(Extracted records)
======

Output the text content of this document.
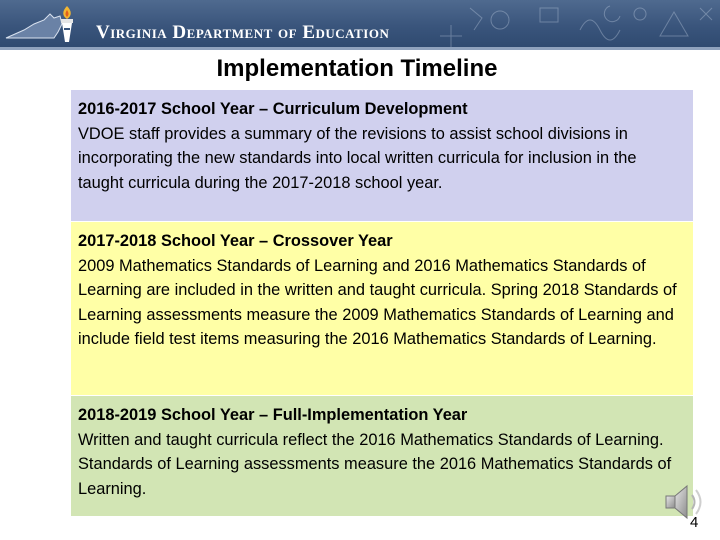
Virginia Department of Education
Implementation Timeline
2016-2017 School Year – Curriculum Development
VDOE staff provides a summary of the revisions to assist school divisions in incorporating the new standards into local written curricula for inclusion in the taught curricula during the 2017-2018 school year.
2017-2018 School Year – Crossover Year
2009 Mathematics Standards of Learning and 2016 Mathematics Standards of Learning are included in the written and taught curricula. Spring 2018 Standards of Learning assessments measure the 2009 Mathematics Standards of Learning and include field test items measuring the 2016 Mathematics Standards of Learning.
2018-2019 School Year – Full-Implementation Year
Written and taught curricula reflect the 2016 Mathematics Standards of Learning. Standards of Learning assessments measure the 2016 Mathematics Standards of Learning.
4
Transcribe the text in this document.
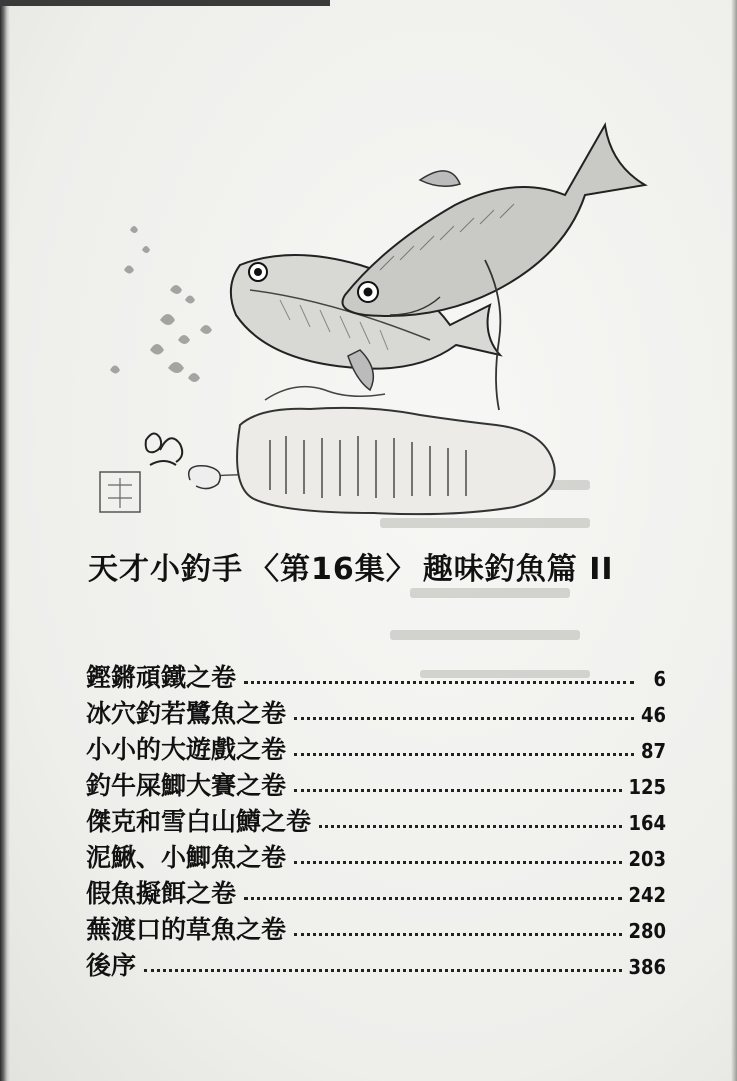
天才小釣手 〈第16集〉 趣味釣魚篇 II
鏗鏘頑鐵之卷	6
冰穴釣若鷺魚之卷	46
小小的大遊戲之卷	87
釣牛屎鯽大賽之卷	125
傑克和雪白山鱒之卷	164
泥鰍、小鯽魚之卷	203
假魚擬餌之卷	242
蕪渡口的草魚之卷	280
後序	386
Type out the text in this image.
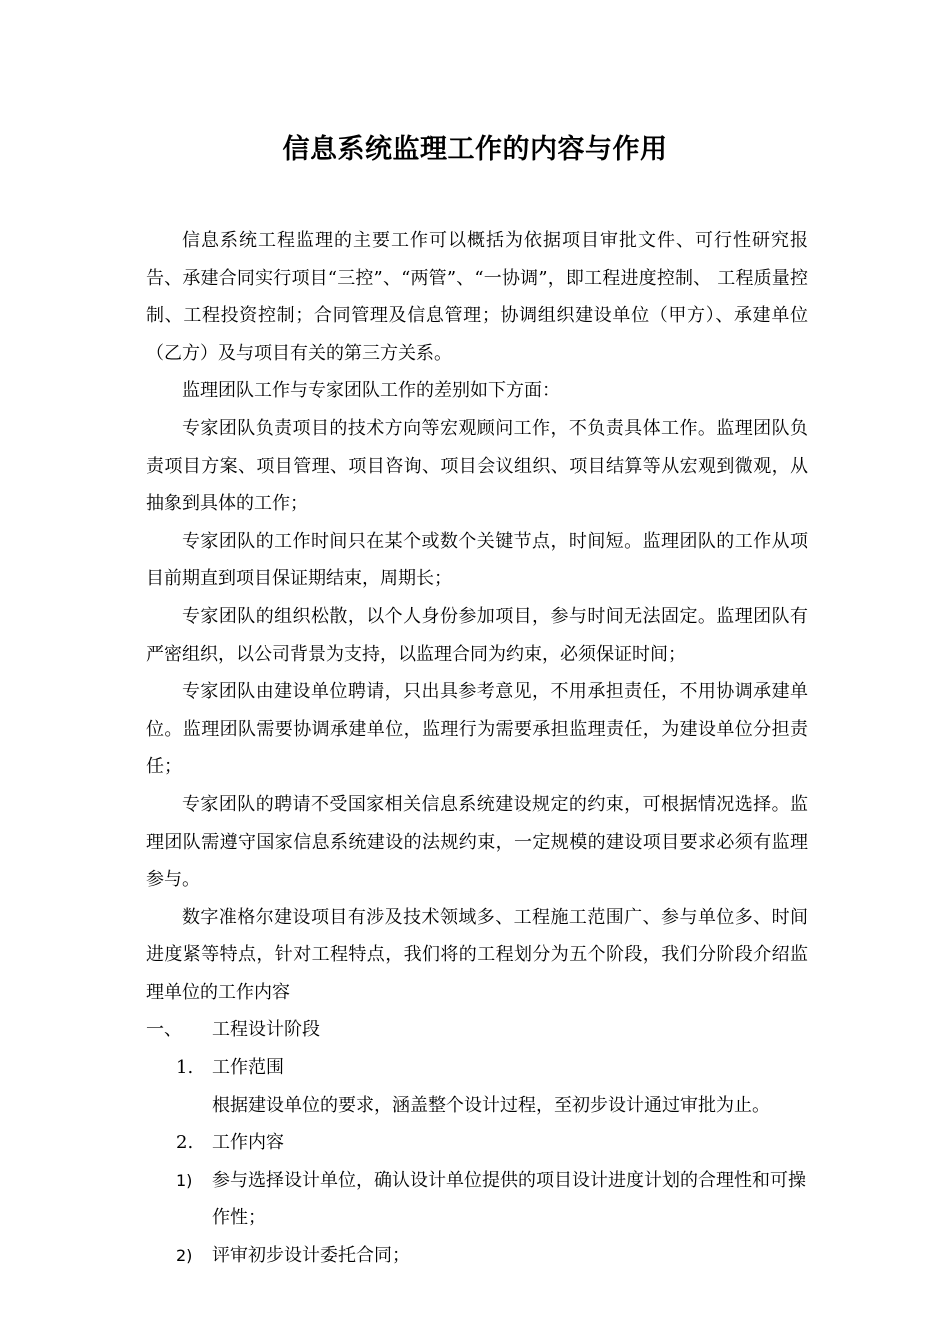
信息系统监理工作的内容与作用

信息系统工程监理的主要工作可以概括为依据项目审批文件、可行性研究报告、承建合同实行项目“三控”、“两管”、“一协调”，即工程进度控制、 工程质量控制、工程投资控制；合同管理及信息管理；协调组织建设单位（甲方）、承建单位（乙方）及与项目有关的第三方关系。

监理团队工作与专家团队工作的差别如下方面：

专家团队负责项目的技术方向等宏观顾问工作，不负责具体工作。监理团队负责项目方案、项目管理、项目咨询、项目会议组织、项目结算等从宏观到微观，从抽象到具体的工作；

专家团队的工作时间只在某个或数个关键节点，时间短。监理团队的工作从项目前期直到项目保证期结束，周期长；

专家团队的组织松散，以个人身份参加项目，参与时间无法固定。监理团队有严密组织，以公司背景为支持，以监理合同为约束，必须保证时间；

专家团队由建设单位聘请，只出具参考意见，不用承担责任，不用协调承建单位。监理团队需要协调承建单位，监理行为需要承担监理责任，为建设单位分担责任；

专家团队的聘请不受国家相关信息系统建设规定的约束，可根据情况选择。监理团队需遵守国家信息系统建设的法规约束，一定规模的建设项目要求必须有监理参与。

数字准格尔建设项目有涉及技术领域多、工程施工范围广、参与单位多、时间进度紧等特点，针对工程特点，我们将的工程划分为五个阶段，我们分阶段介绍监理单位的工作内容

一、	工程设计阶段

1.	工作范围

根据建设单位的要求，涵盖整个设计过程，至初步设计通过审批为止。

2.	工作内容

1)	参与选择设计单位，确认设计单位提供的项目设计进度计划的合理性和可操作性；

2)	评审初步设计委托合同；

======

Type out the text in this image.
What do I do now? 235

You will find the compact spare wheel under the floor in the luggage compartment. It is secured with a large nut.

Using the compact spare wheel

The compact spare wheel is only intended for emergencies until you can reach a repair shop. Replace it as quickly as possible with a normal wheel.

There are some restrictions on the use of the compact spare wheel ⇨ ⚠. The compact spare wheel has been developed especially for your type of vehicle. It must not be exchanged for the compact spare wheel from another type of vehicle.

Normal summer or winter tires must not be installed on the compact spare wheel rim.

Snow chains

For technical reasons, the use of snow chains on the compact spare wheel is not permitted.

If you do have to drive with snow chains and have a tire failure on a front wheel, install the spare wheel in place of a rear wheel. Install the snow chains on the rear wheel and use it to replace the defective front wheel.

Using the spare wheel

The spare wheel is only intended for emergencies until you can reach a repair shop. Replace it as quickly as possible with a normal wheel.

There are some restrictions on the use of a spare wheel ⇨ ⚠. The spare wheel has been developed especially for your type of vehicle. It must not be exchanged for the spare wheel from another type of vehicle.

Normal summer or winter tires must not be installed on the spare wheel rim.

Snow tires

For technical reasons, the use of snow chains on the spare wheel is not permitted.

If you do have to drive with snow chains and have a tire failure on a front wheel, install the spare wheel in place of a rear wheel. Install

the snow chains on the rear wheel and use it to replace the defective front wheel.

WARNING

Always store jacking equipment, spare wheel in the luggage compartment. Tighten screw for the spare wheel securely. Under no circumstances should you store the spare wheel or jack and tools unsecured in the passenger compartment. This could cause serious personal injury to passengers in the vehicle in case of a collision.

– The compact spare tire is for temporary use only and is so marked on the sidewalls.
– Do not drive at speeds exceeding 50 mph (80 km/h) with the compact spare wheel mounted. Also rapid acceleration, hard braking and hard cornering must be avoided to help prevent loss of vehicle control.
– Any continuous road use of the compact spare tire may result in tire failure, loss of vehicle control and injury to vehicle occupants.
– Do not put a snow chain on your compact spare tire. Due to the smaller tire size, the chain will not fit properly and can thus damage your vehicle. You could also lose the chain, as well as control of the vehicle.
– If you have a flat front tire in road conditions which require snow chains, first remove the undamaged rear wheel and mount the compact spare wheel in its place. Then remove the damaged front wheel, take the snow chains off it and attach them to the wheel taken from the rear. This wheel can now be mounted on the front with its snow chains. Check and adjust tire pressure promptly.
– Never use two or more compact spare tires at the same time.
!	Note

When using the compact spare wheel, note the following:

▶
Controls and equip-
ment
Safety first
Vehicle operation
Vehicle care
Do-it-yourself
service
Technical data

======

■ What is required ■
Identify the lines in the entries above that contain "defective", then copy them out.

■ Result ■
If you do have to drive with snow chains and have a tire failure on a front wheel, install the spare wheel in place of a rear wheel. Install the snow chains on the rear wheel and use it to replace the defective front wheel.
the snow chains on the rear wheel and use it to replace the defective front wheel.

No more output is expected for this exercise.